» Dataset content:
=======

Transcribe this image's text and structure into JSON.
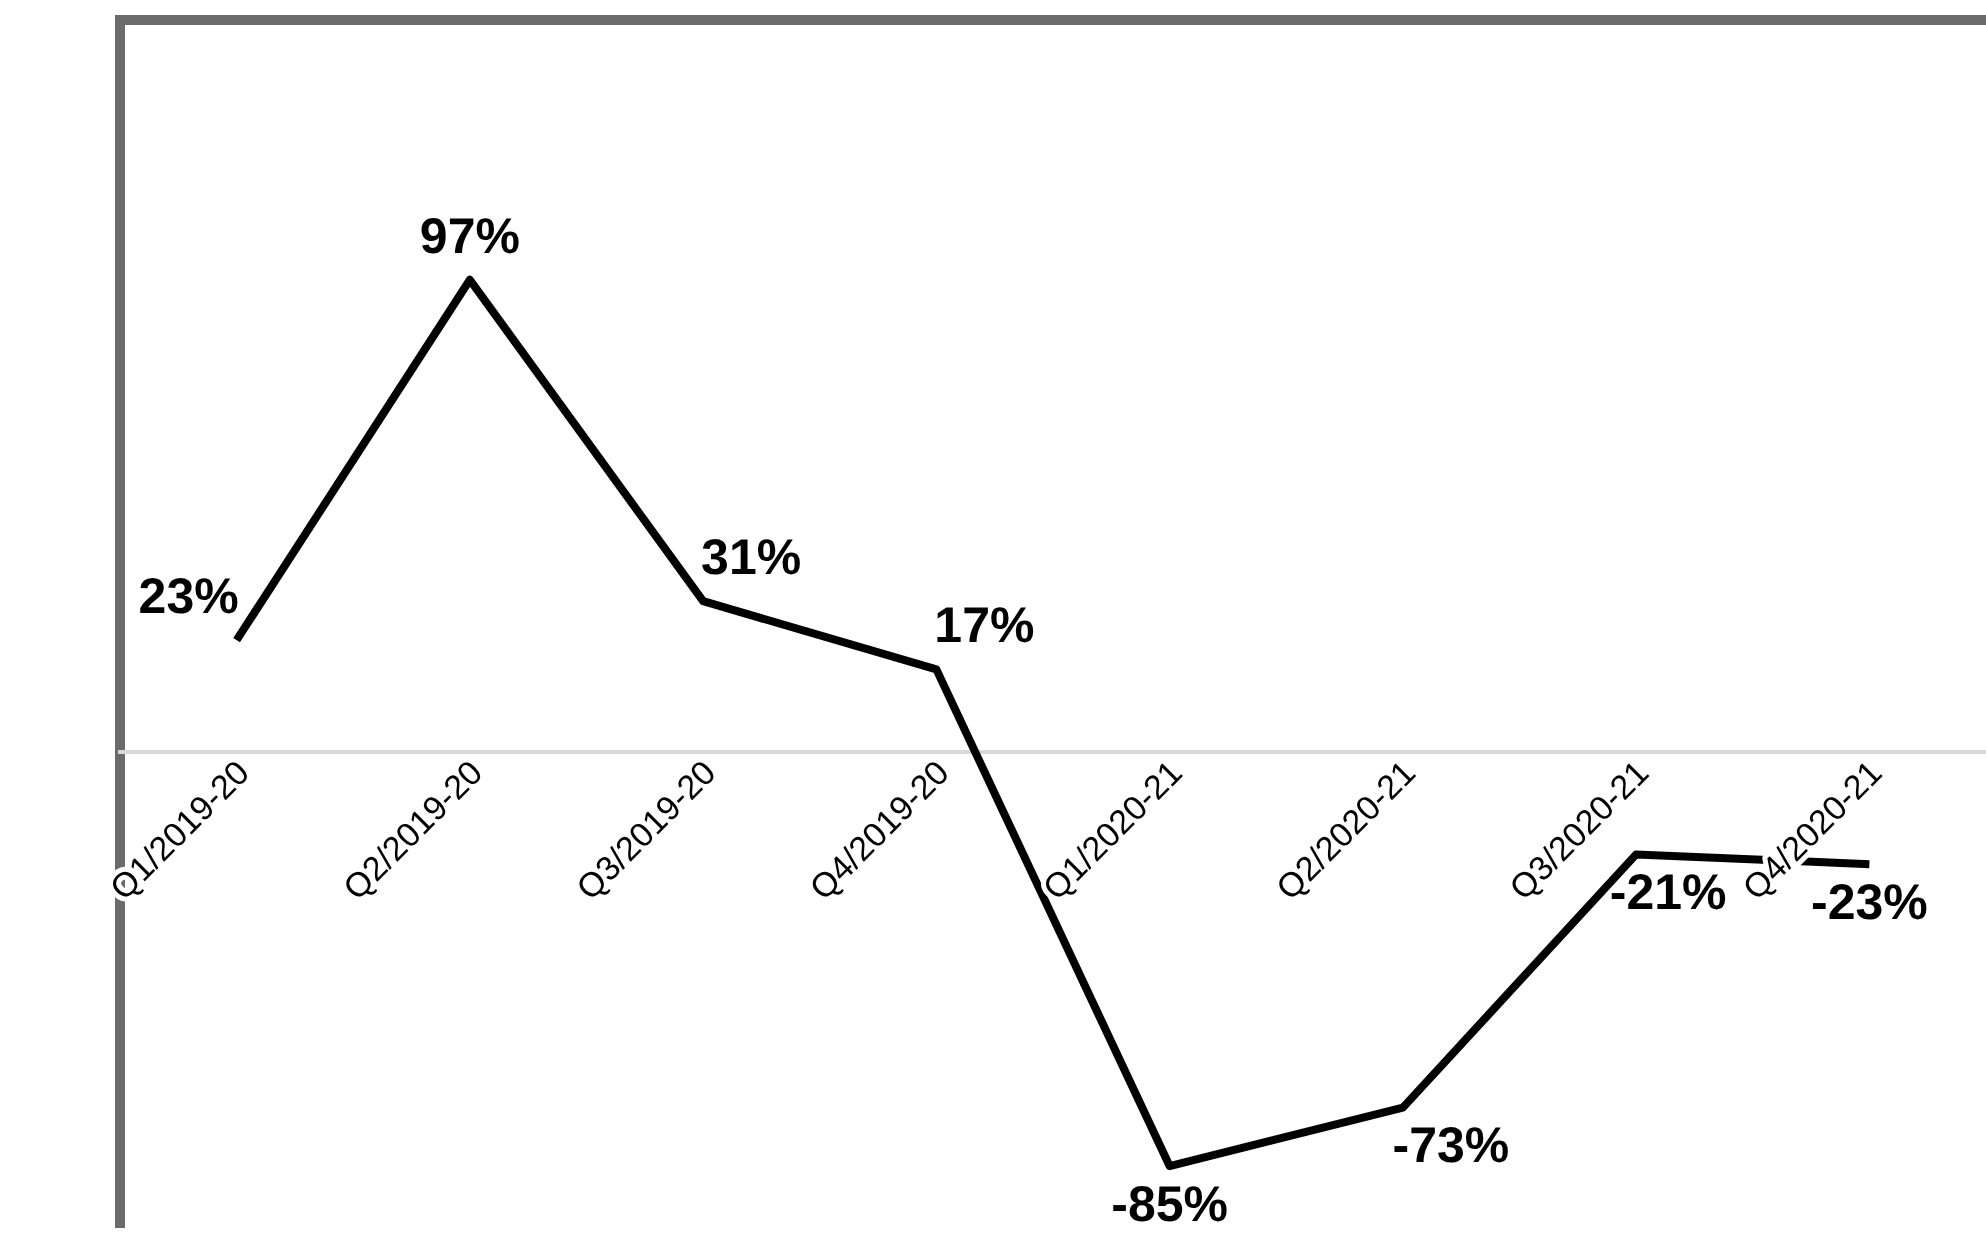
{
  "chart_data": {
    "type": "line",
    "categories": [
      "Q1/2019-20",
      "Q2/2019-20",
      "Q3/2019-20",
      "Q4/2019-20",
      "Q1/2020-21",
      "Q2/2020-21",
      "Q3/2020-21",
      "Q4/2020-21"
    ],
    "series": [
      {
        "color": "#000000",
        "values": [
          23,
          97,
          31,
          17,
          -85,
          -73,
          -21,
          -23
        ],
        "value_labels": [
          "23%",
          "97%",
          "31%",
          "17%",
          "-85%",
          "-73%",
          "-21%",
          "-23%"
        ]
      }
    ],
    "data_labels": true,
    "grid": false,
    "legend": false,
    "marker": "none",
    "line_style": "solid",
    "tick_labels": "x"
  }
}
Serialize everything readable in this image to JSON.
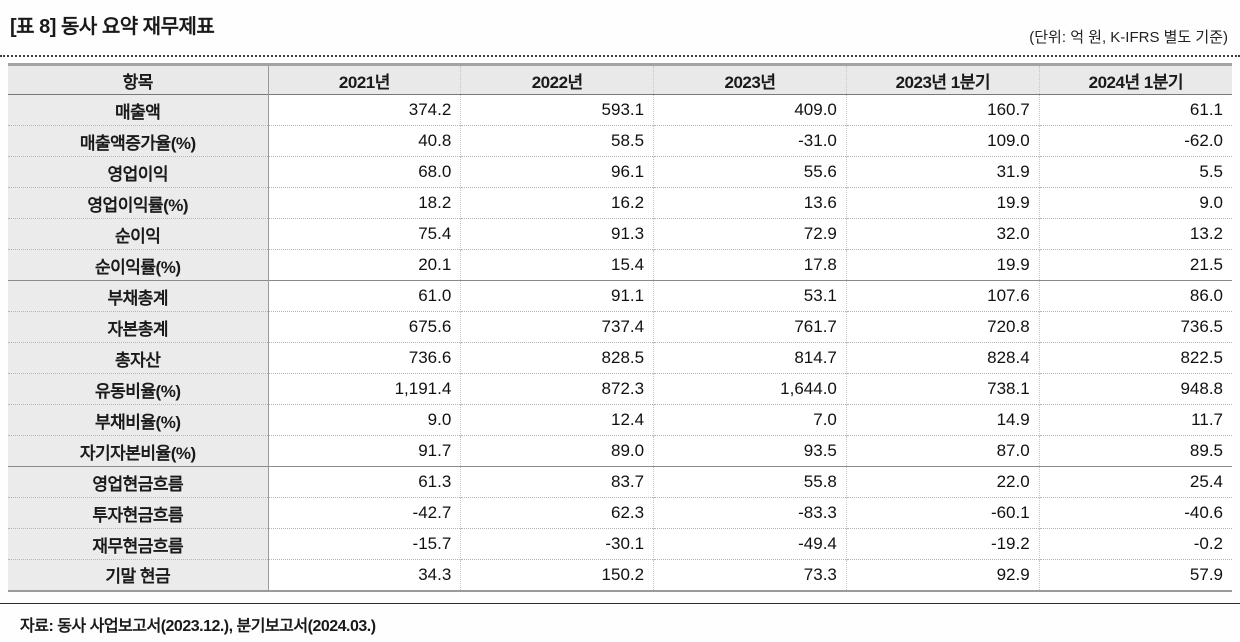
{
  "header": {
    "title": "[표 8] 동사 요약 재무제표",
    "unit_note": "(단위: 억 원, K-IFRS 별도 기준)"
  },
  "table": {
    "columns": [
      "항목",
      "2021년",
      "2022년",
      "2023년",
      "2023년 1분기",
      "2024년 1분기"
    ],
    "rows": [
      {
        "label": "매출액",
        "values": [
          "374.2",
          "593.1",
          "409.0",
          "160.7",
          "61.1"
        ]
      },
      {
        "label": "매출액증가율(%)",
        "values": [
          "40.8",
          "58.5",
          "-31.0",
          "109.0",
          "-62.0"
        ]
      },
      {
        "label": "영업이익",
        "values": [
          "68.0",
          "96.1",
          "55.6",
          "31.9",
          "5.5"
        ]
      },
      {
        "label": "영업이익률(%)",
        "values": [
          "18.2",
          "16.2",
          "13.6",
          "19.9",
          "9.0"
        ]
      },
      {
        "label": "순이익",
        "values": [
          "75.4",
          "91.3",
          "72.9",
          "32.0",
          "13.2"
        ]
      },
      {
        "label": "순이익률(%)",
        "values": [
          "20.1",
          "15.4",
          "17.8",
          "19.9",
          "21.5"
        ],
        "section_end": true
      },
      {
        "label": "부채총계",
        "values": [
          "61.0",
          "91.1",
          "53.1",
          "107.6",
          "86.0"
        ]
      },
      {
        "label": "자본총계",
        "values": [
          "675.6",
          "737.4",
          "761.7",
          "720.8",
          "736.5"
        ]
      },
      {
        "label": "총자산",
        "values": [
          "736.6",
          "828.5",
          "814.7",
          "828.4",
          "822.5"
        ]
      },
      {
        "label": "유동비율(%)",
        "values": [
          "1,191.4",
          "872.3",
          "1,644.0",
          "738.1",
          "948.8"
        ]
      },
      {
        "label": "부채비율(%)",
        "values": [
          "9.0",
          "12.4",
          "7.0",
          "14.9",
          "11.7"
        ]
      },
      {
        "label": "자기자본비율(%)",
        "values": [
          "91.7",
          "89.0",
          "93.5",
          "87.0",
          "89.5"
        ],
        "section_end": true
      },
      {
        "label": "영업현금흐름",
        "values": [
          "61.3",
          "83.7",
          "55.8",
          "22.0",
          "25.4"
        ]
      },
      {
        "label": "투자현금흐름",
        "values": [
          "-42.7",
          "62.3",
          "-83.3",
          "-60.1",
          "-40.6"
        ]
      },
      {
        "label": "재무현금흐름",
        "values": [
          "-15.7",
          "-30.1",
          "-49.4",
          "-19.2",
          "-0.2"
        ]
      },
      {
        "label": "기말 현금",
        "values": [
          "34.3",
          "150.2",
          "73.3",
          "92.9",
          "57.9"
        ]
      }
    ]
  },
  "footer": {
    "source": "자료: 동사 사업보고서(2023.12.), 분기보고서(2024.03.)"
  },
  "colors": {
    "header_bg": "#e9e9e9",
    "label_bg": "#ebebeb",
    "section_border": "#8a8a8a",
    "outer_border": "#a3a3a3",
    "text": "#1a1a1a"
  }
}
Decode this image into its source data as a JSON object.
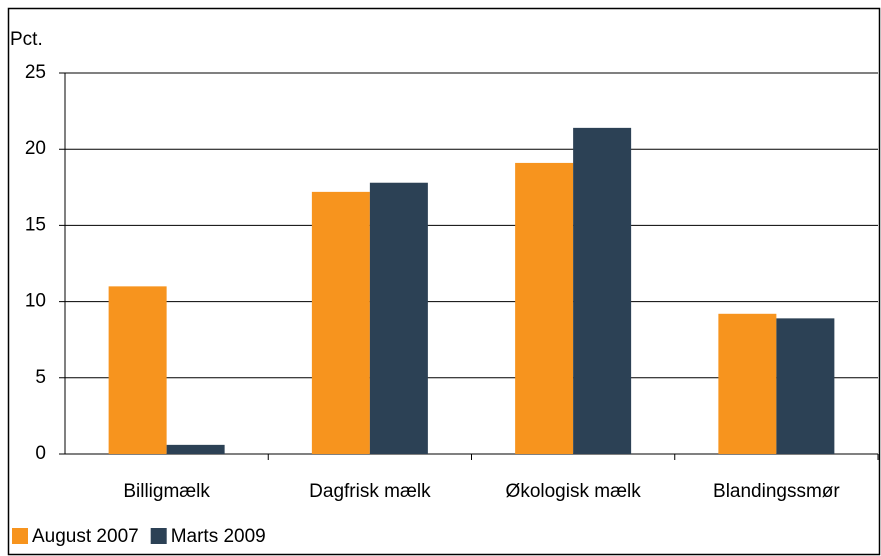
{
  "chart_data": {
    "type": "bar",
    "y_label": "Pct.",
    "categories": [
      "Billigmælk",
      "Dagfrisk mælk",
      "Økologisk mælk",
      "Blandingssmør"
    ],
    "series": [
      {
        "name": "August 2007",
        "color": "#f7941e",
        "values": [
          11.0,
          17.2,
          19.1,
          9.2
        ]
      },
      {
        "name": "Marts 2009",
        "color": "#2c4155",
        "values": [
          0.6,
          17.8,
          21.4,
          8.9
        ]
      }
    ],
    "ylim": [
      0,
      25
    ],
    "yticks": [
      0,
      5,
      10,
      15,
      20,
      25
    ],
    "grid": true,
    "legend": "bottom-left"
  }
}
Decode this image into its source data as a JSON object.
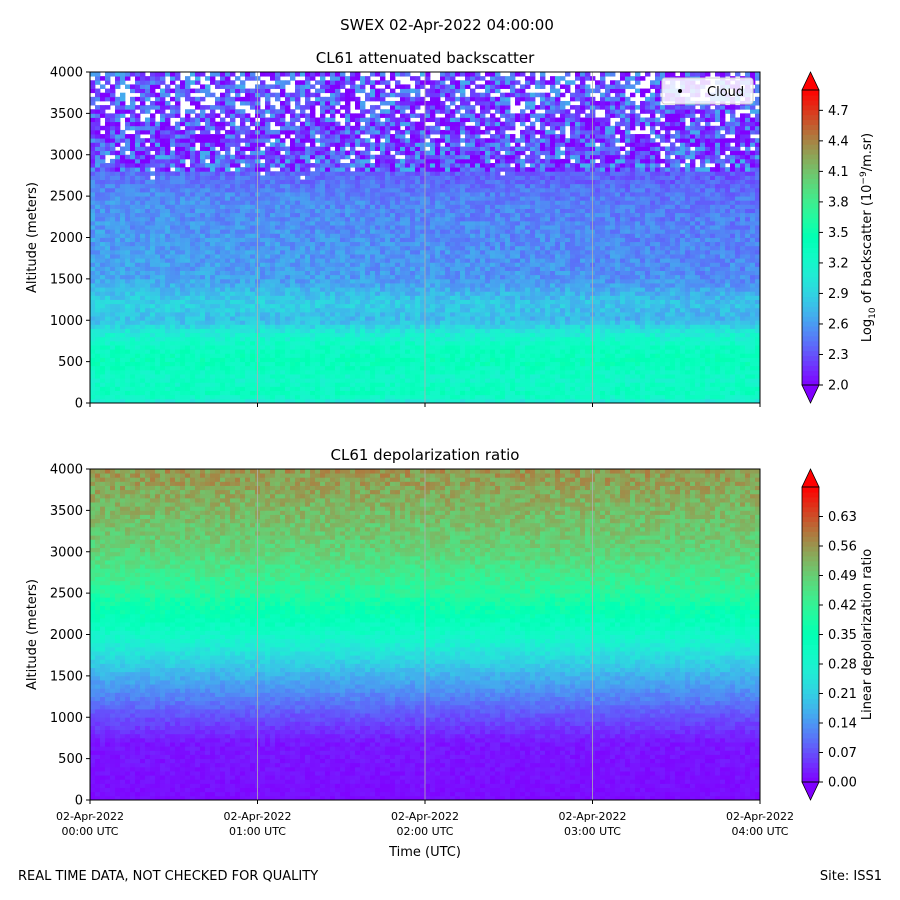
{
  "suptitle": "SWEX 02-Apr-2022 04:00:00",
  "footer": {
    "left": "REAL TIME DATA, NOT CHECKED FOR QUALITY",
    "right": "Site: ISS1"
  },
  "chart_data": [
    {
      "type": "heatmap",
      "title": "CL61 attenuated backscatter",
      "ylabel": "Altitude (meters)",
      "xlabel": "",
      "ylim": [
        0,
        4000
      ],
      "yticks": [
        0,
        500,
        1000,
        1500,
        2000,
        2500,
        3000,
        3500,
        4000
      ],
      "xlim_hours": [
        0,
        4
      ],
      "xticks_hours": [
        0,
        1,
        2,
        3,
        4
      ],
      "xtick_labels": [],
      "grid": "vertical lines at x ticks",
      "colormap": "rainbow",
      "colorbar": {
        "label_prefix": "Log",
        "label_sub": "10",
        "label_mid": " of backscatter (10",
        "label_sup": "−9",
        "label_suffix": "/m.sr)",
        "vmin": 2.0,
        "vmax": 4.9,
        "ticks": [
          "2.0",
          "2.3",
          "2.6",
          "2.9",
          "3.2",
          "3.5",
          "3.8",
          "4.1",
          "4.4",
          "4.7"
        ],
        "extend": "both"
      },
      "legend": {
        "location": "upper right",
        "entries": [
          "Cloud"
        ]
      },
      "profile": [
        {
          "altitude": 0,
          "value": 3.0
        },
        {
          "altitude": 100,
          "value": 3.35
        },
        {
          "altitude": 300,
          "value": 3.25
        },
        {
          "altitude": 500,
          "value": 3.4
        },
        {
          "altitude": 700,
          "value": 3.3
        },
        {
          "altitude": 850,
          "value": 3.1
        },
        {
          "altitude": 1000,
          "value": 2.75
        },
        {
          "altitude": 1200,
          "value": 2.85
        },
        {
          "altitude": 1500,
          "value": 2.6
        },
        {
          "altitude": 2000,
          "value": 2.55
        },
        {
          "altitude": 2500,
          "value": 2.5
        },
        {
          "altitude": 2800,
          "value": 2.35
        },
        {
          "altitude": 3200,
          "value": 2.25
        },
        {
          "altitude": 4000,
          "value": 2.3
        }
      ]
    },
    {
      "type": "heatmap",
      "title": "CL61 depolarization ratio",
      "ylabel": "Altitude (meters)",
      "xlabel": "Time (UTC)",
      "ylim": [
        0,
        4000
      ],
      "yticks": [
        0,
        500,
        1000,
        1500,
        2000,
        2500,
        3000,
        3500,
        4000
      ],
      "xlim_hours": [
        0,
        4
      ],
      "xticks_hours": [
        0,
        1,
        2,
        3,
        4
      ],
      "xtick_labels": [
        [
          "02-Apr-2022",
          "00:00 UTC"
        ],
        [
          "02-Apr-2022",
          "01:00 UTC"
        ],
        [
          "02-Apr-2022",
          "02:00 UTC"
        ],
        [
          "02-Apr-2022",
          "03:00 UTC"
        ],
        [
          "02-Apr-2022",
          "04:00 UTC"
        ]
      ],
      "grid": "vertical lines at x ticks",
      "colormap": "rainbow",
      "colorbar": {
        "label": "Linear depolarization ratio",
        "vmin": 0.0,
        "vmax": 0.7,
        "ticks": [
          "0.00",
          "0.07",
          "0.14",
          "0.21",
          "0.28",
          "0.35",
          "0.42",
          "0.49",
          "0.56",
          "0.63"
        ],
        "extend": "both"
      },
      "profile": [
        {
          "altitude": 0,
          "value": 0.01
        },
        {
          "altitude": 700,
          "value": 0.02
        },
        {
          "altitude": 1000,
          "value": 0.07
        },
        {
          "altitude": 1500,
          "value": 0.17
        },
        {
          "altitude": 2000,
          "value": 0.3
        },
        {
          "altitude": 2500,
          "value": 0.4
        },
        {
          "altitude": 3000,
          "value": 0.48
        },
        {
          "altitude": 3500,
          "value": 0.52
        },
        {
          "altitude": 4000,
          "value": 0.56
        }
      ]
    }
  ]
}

=======

» Exercise directions: Check every line of the data, and copy the ones that contain "this".

» Response:
Transcribe this image's text and structure into JSON.
Serialize everything readable in this image to JSON.
Decode this image into its source data as a JSON object.
Decode this image into its source data as a JSON object.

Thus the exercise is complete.